» Written exercise
Reproduce the listing below exactly, minus its pictures.

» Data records
· · ·

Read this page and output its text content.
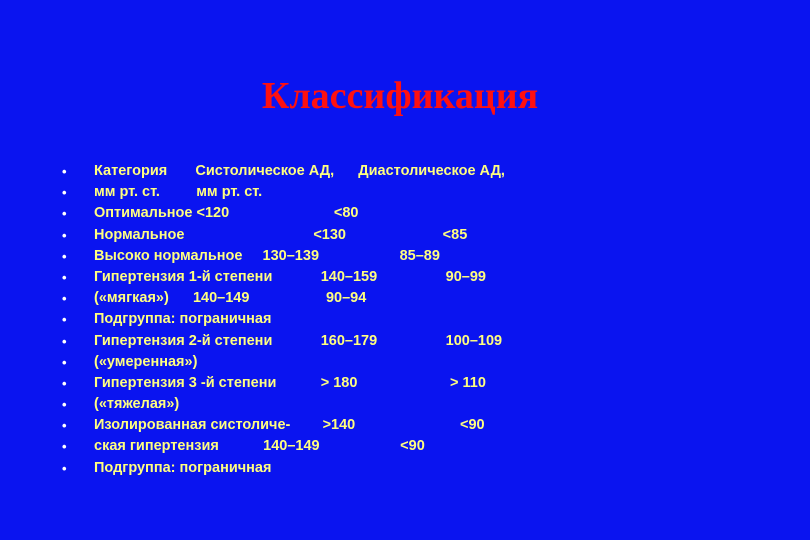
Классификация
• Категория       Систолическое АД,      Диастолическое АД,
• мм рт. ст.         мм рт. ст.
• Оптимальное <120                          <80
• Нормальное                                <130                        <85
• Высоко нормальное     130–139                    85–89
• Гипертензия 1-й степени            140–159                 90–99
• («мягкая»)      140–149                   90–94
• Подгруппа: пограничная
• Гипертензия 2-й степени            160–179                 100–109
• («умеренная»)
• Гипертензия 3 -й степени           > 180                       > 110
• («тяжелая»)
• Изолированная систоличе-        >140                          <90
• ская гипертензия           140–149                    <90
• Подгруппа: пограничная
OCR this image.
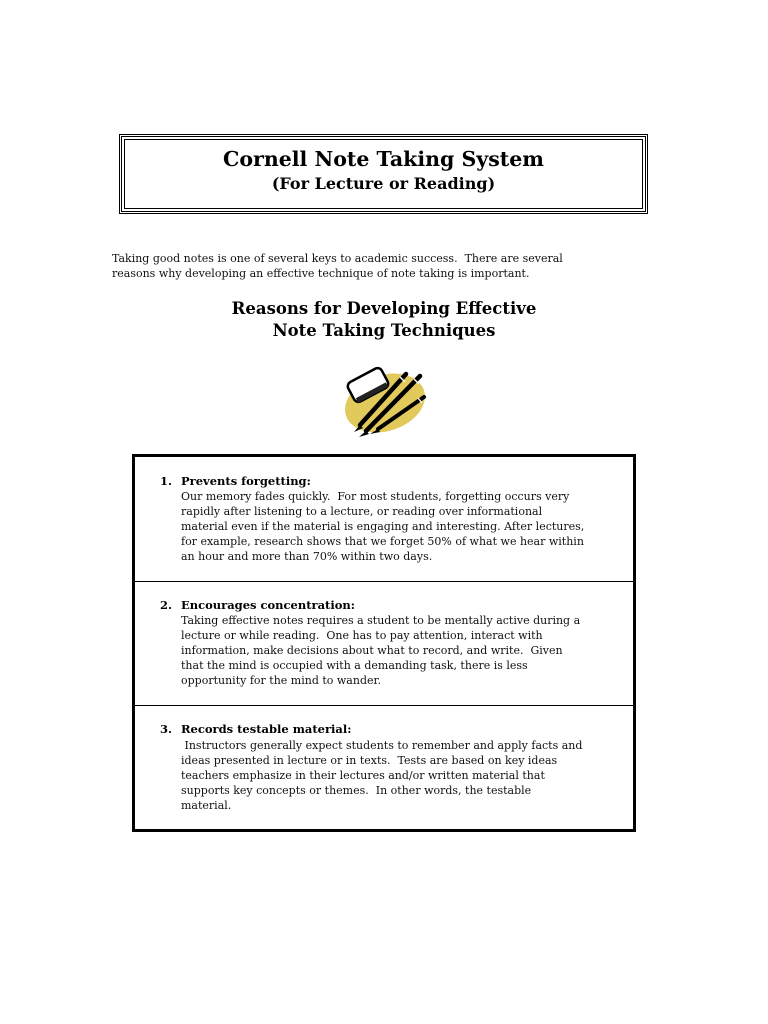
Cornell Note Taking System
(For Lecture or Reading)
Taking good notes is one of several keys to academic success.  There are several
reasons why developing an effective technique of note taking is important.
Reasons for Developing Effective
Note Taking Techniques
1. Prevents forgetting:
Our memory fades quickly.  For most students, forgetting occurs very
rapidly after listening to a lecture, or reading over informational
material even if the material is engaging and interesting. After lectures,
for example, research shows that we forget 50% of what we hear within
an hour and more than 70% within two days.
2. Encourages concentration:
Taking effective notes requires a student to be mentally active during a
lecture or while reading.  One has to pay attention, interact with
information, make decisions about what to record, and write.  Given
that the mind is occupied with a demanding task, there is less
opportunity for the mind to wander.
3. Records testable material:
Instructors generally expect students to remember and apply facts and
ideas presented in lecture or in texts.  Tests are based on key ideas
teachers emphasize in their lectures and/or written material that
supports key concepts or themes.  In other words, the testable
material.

· · ·

» Task output
Read this page and output its text content.
Классификация
• Категория       Систолическое АД,      Диастолическое АД,
• мм рт. ст.         мм рт. ст.
• Оптимальное <120                          <80
• Нормальное                                <130                        <85
• Высоко нормальное     130–139                    85–89
• Гипертензия 1-й степени            140–159                 90–99
• («мягкая»)      140–149                   90–94
• Подгруппа: пограничная
• Гипертензия 2-й степени            160–179                 100–109
• («умеренная»)
• Гипертензия 3 -й степени           > 180                       > 110
• («тяжелая»)
• Изолированная систоличе-        >140                          <90
• ская гипертензия           140–149                    <90
• Подгруппа: пограничная
OCR this image.
Cornell Note Taking System
(For Lecture or Reading)
Taking good notes is one of several keys to academic success.  There are several
reasons why developing an effective technique of note taking is important.
Reasons for Developing Effective
Note Taking Techniques
1. Prevents forgetting:
Our memory fades quickly.  For most students, forgetting occurs very
rapidly after listening to a lecture, or reading over informational
material even if the material is engaging and interesting. After lectures,
for example, research shows that we forget 50% of what we hear within
an hour and more than 70% within two days.
2. Encourages concentration:
Taking effective notes requires a student to be mentally active during a
lecture or while reading.  One has to pay attention, interact with
information, make decisions about what to record, and write.  Given
that the mind is occupied with a demanding task, there is less
opportunity for the mind to wander.
3. Records testable material:
Instructors generally expect students to remember and apply facts and
ideas presented in lecture or in texts.  Tests are based on key ideas
teachers emphasize in their lectures and/or written material that
supports key concepts or themes.  In other words, the testable
material.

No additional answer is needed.